▸ Request
Count the lines in the listing that contain the word "West", and give only that number.

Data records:

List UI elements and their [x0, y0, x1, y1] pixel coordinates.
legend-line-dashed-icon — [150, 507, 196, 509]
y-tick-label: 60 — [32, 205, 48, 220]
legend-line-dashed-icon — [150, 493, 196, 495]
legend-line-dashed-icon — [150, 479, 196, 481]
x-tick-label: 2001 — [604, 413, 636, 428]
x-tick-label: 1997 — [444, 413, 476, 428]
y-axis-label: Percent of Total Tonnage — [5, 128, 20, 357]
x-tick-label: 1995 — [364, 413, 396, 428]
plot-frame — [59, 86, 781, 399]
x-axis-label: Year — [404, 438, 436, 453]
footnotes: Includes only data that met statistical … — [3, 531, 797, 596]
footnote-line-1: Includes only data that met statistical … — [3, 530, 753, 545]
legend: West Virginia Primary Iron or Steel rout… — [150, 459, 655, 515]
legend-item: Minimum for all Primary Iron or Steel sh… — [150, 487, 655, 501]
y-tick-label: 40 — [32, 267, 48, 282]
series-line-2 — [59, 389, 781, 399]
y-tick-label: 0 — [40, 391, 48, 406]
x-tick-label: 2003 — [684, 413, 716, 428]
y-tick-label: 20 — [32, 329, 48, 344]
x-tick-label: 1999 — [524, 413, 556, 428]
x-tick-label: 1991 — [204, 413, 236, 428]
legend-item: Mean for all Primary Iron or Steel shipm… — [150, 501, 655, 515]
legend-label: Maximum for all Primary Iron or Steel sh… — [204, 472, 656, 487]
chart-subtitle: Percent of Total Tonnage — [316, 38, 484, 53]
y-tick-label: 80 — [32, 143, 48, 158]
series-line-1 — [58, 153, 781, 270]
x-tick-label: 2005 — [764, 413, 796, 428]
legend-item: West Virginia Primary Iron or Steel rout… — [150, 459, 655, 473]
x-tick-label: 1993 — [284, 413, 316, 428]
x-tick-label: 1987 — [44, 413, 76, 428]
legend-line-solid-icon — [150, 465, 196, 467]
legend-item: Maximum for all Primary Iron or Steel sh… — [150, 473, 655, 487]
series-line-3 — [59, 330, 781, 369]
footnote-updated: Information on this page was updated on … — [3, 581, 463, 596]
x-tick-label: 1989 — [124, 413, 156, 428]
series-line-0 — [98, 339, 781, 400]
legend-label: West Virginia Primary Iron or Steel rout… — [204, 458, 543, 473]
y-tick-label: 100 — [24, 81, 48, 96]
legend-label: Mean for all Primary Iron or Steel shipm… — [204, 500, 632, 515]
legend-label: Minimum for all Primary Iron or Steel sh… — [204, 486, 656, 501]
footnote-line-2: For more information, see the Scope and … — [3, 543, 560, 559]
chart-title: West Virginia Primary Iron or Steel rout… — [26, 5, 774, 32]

▸ Correct response
4